# Required work:
1. Decide whether each statement agrees with the JDC-Miller race report below, answering yes or no and quoting the words of the report that settle it: (a) the #5 Porsche 963 finished third overall; (b) the 2030 framework sets a three-year homologation period; (c) the race notes record a right-rear-only stop for the #5.
2. According to the JDC-Miller race report below, which drivers shared the #5 Porsche 963?
3. Reproduce the part of the JDC-Miller race report below, starting at "The race was" and ending at "sequence shook out.".

# Quoted passage:
☆ ☆ ☆

The official IMSA result has JDC-Miller MotorSports finishing third overall and in GTP with the #5 Porsche 963 of Laurin Heinrich, Tijmen van der Helm and Kaylen Frederick. JDC-Miller says it was its second podium in three races, following a victory at Laguna Seca.

The race was not clean. JDC-Miller says the #5 ran near the front for almost three hours before losing a tyre after light contact, making an unscheduled stop and falling a lap down. The race notes support the tyre-loss sequence, recording Frederick with a flat tyre, then a left-rear-only stop.

The recovery matters. JDC-Miller says a caution put the #5 back on the lead lap before Heinrich drove through to third. The race notes later show Heinrich briefly leading overall before the final sequence shook out.

That supports a narrow reading.

Porsche’s IMSA privateer prototype route remains credible. It is no longer a one-off result at Laguna Seca.

But title control still sits elsewhere. RACER reported Aitken’s GTP drivers’ championship lead over Heinrich at 203 points after Watkins Glen.


The 2030 framework changes the Porsche question

The 2030 prototype framework belongs here as a brief.

IMSA, the ACO and the FIA have outlined a top-class prototype framework for 2030. The plan moves IMSA GTP and WEC Hypercar towards one two-wheel-drive platform, keeps internal combustion and hybrid power, allows single-source or bespoke hybrid systems, allows constructor or in-house chassis, and sets a five-year homologation period with no performance evolutions. The details still need a working group definition.

☆ ☆ ☆

# Entries supplied:
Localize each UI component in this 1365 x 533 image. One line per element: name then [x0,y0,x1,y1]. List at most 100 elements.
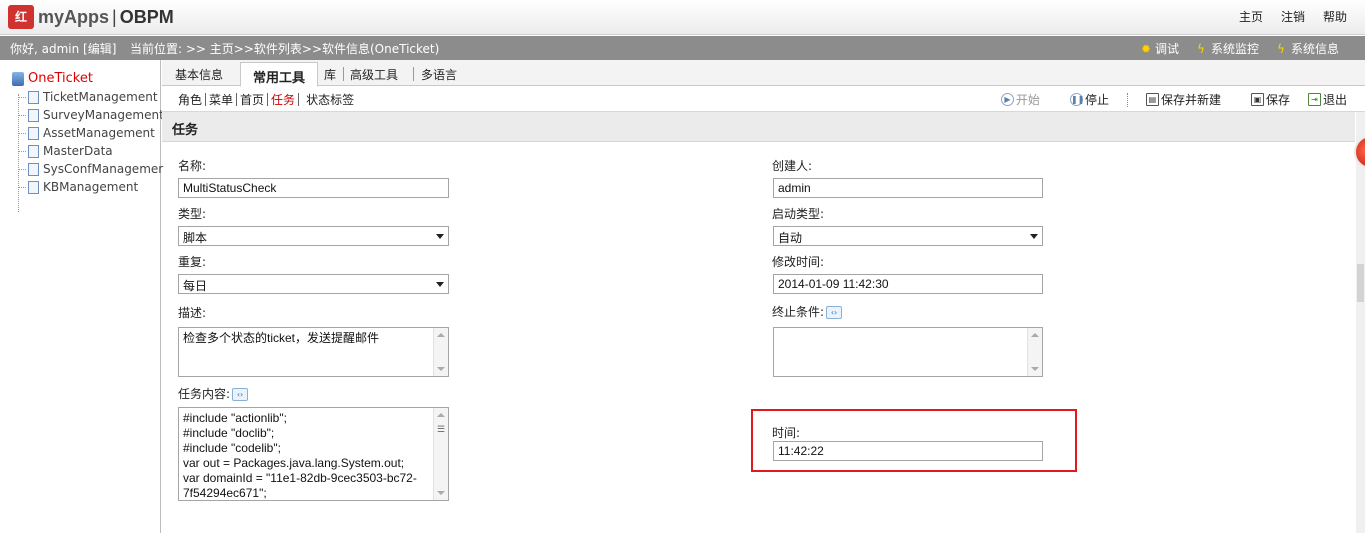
play-icon: ▶ [1000,93,1014,106]
tree-item-asset-management[interactable]: AssetManagement [28,126,155,140]
pause-icon: ❚❚ [1069,93,1085,106]
textarea-scrollbar[interactable]: ☰ [433,408,448,500]
dropdown-arrow-icon [436,234,444,239]
tree-root[interactable]: OneTicket [12,71,93,86]
start-type-label: 启动类型: [772,207,825,221]
debug-button[interactable]: ✹ 调试 [1141,40,1179,57]
new-document-icon: ▤ [1145,93,1159,106]
description-label: 描述: [178,306,207,320]
code-line: 7f54294ec671"; [183,486,267,500]
tree-item-sysconf-management[interactable]: SysConfManagemer [28,162,163,176]
scroll-down-icon [437,491,445,495]
tree-item-label: MasterData [43,144,113,158]
type-select[interactable]: 脚本 [178,226,449,246]
debug-label: 调试 [1154,42,1179,56]
end-condition-label-text: 终止条件: [772,305,825,319]
dropdown-arrow-icon [1030,234,1038,239]
time-field[interactable]: 11:42:22 [773,441,1043,461]
tab-advanced-tools[interactable]: 高级工具 [350,64,398,86]
start-button[interactable]: ▶ 开始 [1000,91,1040,108]
code-line: #include "codelib"; [183,441,281,455]
repeat-label: 重复: [178,255,207,269]
subtab-divider [267,93,269,106]
tree-item-master-data[interactable]: MasterData [28,144,113,158]
exit-icon: ⇥ [1307,93,1321,106]
scroll-up-icon [437,413,445,417]
start-type-select[interactable]: 自动 [773,226,1043,246]
exit-label: 退出 [1322,93,1347,107]
sub-toolbar: 角色 菜单 首页 任务 状态标签 ▶ 开始 ❚❚ 停止 ▤ 保存并新建 ▣ 保存… [162,87,1365,112]
user-greeting[interactable]: 你好, admin [编辑] [10,40,116,57]
modified-time-field[interactable]: 2014-01-09 11:42:30 [773,274,1043,294]
tab-basic-info[interactable]: 基本信息 [175,64,223,86]
logout-link[interactable]: 注销 [1281,8,1305,25]
tree-connector [18,94,19,212]
code-line: var domainId = "11e1-82db-9cec3503-bc72- [183,471,417,485]
subtab-divider [205,93,207,106]
name-field[interactable]: MultiStatusCheck [178,178,449,198]
dropdown-arrow-icon [436,282,444,287]
task-content-label: 任务内容: ‹› [178,385,249,402]
textarea-scrollbar[interactable] [1027,328,1042,376]
subtab-status-labels[interactable]: 状态标签 [304,91,356,108]
end-condition-label: 终止条件: ‹› [772,303,843,320]
debug-icon: ✹ [1140,41,1152,56]
tree-item-ticket-management[interactable]: TicketManagement [28,90,158,104]
time-label: 时间: [772,426,801,440]
toolbar-divider [1126,92,1128,107]
document-icon [28,108,39,122]
system-monitor-button[interactable]: ϟ 系统监控 [1197,40,1259,57]
stop-button[interactable]: ❚❚ 停止 [1069,91,1109,108]
computer-icon [12,71,24,86]
tree-connector [18,115,26,116]
code-editor-icon[interactable]: ‹› [826,306,843,319]
subtab-roles[interactable]: 角色 [176,91,204,108]
help-link[interactable]: 帮助 [1323,8,1347,25]
description-text: 检查多个状态的ticket，发送提醒邮件 [183,331,380,345]
subtab-homepage[interactable]: 首页 [238,91,266,108]
logo-icon: 红 [8,5,34,29]
scroll-thumb[interactable] [1357,264,1364,302]
save-icon: ▣ [1250,93,1264,106]
tab-divider [413,67,414,81]
sidebar-tree: OneTicket TicketManagement SurveyManagem… [0,60,164,533]
end-condition-textarea[interactable] [773,327,1043,377]
tree-item-label: SysConfManagemer [43,162,164,176]
repeat-select[interactable]: 每日 [178,274,449,294]
tree-root-label: OneTicket [28,71,93,86]
tab-library[interactable]: 库 [324,64,336,86]
task-content-textarea[interactable]: #include "actionlib"; #include "doclib";… [178,407,449,501]
app-logo: 红 myApps | OBPM [8,4,174,30]
logo-separator: | [112,6,117,27]
tab-multilanguage[interactable]: 多语言 [421,64,457,86]
tree-item-kb-management[interactable]: KBManagement [28,180,138,194]
info-bar: 你好, admin [编辑] 当前位置: >> 主页>>软件列表>>软件信息(O… [0,36,1365,60]
lightning-icon: ϟ [1196,41,1205,56]
modified-time-label: 修改时间: [772,255,825,269]
tab-common-tools[interactable]: 常用工具 [240,62,319,87]
subtab-divider [236,93,238,106]
code-editor-icon[interactable]: ‹› [232,388,249,401]
document-icon [28,162,39,176]
textarea-scrollbar[interactable] [433,328,448,376]
save-button[interactable]: ▣ 保存 [1250,91,1290,108]
save-and-new-button[interactable]: ▤ 保存并新建 [1145,91,1221,108]
tree-connector [18,169,26,170]
code-line: var out = Packages.java.lang.System.out; [183,456,405,470]
creator-field[interactable]: admin [773,178,1043,198]
system-info-button[interactable]: ϟ 系统信息 [1277,40,1339,57]
home-link[interactable]: 主页 [1239,8,1263,25]
subtab-menus[interactable]: 菜单 [207,91,235,108]
description-textarea[interactable]: 检查多个状态的ticket，发送提醒邮件 [178,327,449,377]
start-type-selected-value: 自动 [778,231,803,245]
tree-connector [18,97,26,98]
page-scrollbar[interactable] [1356,112,1365,533]
scroll-thumb[interactable]: ☰ [436,424,446,434]
repeat-selected-value: 每日 [183,279,208,293]
exit-button[interactable]: ⇥ 退出 [1307,91,1347,108]
save-label: 保存 [1265,93,1290,107]
main-tabs: 基本信息 常用工具 库 高级工具 多语言 [162,60,1365,87]
code-line: #include "doclib"; [183,426,275,440]
subtab-tasks[interactable]: 任务 [269,91,297,108]
tree-item-survey-management[interactable]: SurveyManagement [28,108,164,122]
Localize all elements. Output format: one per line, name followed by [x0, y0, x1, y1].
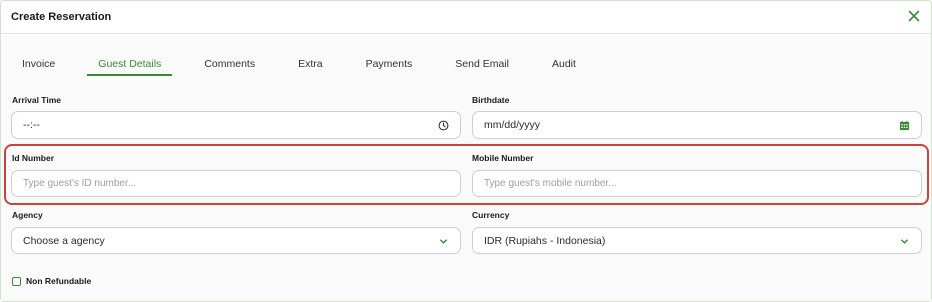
agency-select[interactable]: Choose a agency: [11, 227, 461, 254]
non-refundable-label: Non Refundable: [26, 276, 92, 286]
dialog-header: Create Reservation: [1, 1, 931, 34]
tab-audit[interactable]: Audit: [552, 53, 576, 75]
birthdate-label: Birthdate: [472, 95, 510, 105]
close-icon[interactable]: [907, 9, 921, 23]
calendar-icon[interactable]: [899, 120, 910, 131]
agency-value: Choose a agency: [23, 234, 105, 247]
mobile-number-input[interactable]: [484, 178, 921, 189]
clock-icon[interactable]: [438, 120, 449, 131]
currency-value: IDR (Rupiahs - Indonesia): [484, 234, 606, 247]
id-number-input[interactable]: [23, 178, 460, 189]
mobile-number-field[interactable]: [472, 170, 922, 197]
chevron-down-icon[interactable]: [438, 236, 449, 247]
birthdate-value: mm/dd/yyyy: [484, 119, 541, 131]
tab-send-email[interactable]: Send Email: [455, 53, 509, 75]
non-refundable-checkbox[interactable]: [12, 277, 21, 286]
tab-invoice[interactable]: Invoice: [22, 53, 55, 75]
dialog-title: Create Reservation: [11, 11, 112, 23]
currency-select[interactable]: IDR (Rupiahs - Indonesia): [472, 227, 922, 254]
birthdate-input[interactable]: mm/dd/yyyy: [472, 111, 922, 139]
tab-bar: Invoice Guest Details Comments Extra Pay…: [11, 53, 923, 76]
chevron-down-icon[interactable]: [899, 236, 910, 247]
arrival-time-label: Arrival Time: [12, 95, 61, 105]
tab-comments[interactable]: Comments: [204, 53, 255, 75]
arrival-time-value: --:--: [23, 119, 40, 131]
tab-payments[interactable]: Payments: [366, 53, 413, 75]
arrival-time-input[interactable]: --:--: [11, 111, 461, 139]
id-number-label: Id Number: [12, 153, 55, 163]
tab-extra[interactable]: Extra: [298, 53, 323, 75]
tab-guest-details[interactable]: Guest Details: [87, 53, 173, 76]
mobile-number-label: Mobile Number: [472, 153, 534, 163]
create-reservation-dialog: Create Reservation Invoice Guest Details…: [0, 0, 932, 302]
agency-label: Agency: [12, 210, 43, 220]
currency-label: Currency: [472, 210, 510, 220]
id-number-field[interactable]: [11, 170, 461, 197]
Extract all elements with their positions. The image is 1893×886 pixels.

☆ ☆ ☆

# Responses per task:
1.
(a) Yes: "finishing third overall and in GTP with the #5 Porsche 963"
(b) No: "sets a five-year homologation period with no performance evolutions"
(c) No: "then a left-rear-only stop"

2. Laurin Heinrich, Tijmen van der Helm and Kaylen Frederick.

3.
The race was not clean. JDC-Miller says the #5 ran near the front for almost three hours before losing a tyre after light contact, making an unscheduled stop and falling a lap down. The race notes support the tyre-loss sequence, recording Frederick with a flat tyre, then a left-rear-only stop.

The recovery matters. JDC-Miller says a caution put the #5 back on the lead lap before Heinrich drove through to third. The race notes later show Heinrich briefly leading overall before the final sequence shook out.